→ EXCERPT:
# I hope this is the right place

1. Jan 21, 2005

### JasonRox

I need practice on proofs.

I understand it and it makes sense completely. I don't even question the statement once I work it out in my head. I just can't write it down.

This is from the text:

Basics Concepts of Mathematics from Elias Zakon - The Trillia Group

It is an online text, so it is not homework or anything. Even though I understand it, I still hate the fact that I can't write the proof out. Most of them I can do reasonably well (in my opinion of course). I still write a proof out, but I still don't like it. I will give my proof along with the question, so you can potentially see my problem.

Problems on the Compositions of Relations

Question #8 i) (page 30)

Let T be the family of all one-to-one maps of a set A onto itself. Prove the following:

i) If $f,g \epsilon T$, then $f \circ g \epsilon T$

Proof:

By Definition,
$$f \circ g = \{x|(\exists z) z \epsilon D'_g , z \epsilon D_f \}$$

Note: $\{x,z} \epsilon A$

This implies that f is creating a variable that is in A and g is taking that variable and creating another (equal or not is irrelevant) variable that is in A.

Since, we are starting with a variable in A and ending with a variable in A, $f \circ g$ satisfies the needs to be an element in T.

*They mention T is a group, which I know nothing about. It is irrelevant to the question.

Note: I know this is a bad proof because it barely clearly states anything. Because I'm learning on my own and because the book doesn't supply enough proofs or any answers to questions, I'm very rusty in this area. My definition for the composition is probably wrong on top of that.

Any help?

2. Jan 21, 2005

### phoenixthoth

The main thing you have to do is prove two things:
Assuming f and g are
1. maps from A to A
2. 1-1

prove
1. f o g is a map from A to A
2. f o g is 1-1.

It seems to me that you've only mentioned #1 but the main requirement to be in T is that the function is 1-1. What this whole thing boils down to is the following statement:
the composition of 1-1 functions is 1-1.

Remember that h is 1-1 if h(x)=h(y) implies x=y.

Now try to prove that fog is 1-1 with the assumption that f and g are.

3. Jan 22, 2005

### matt grime

"This implies that f is creating a variable that is in A and g is taking that variable and creating another (equal or not is irrelevant) variable that is in A."

This isn't maths.

Just stick to the definition of 1-1, or injection.

4. Jan 22, 2005

### JasonRox

Not familiar in injection.

I'll show that f * g is one-to-one and that it map A onto A.

*I won't be using latex for this. D_f is the domain of f. D'_f is the range of f. (e) will stand for element of.

→ LIST OF TASKS:
[1] Write out the thread on one-to-one maps word for word, from "1. Jan 21, 2005" up to and including "write it down.".
[2] Extend the thread on one-to-one maps, picking up right after its last line.
The listing after this is not needed.

→ GIVEN DATA:

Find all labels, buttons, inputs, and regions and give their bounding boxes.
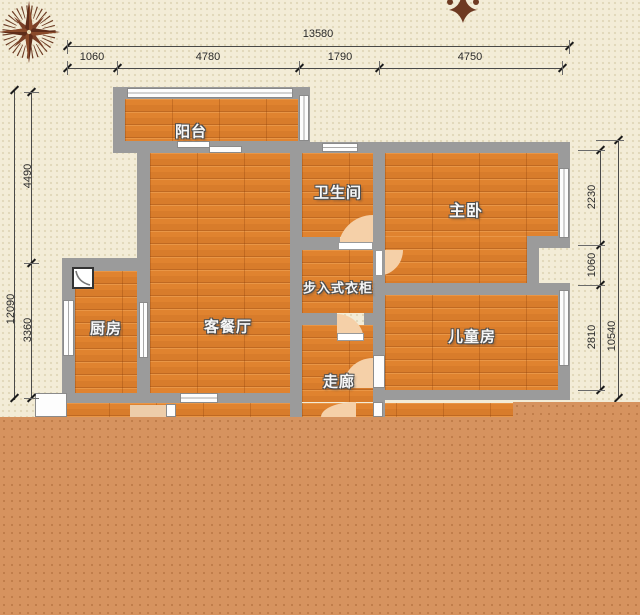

→ ANSWERS PER TASK:
[1]
1. Jan 21, 2005

### JasonRox

I need practice on proofs.

I understand it and it makes sense completely. I don't even question the statement once I work it out in my head. I just can't write it down.

[2]
PROOF:

Because f,g(e)T, we know that D_g=A=D'_g. Since, D'_g is the domain of f in this case, we have D'_g=D_f=A. Since f is one-to-one and f maps A onto A, so we know that D_f=A=D'_f.

Now, f * g is one-to-one.

Let x(e)D_g and that g(x)=y. Because g is in T, by definition of T x,y(e)A. Since A=D_f, then y(e)D_f where f(y)=z.

Note: f(y)=f(g(x))=z

Because f and g are one-to-one, we know that g(x)=y and if g(x)=p, than p=y. The same thing applies to f.

f(g(x))=z and if f(g(x))=a, than a=z. If not, we have a contradiction that one of the functions is not one-to-one. It is either g(x)=y and g(x)=p and/or f(y)=a and f(y)=z. By definition, if we have f(y)=a and f(y)=z, than a=z.

Therefore, f(g(x))=z and f(g(x))=a, we have a=z.

Note: You can complain that it is not math. That isn't going to help since that is what I am asking for. The text does not give any solutions. If I had a prof, that would be great since he would atleast give some examples. In the text, it also recommends that the prof do many examples so that "new" people can learn how to write proofs in this style.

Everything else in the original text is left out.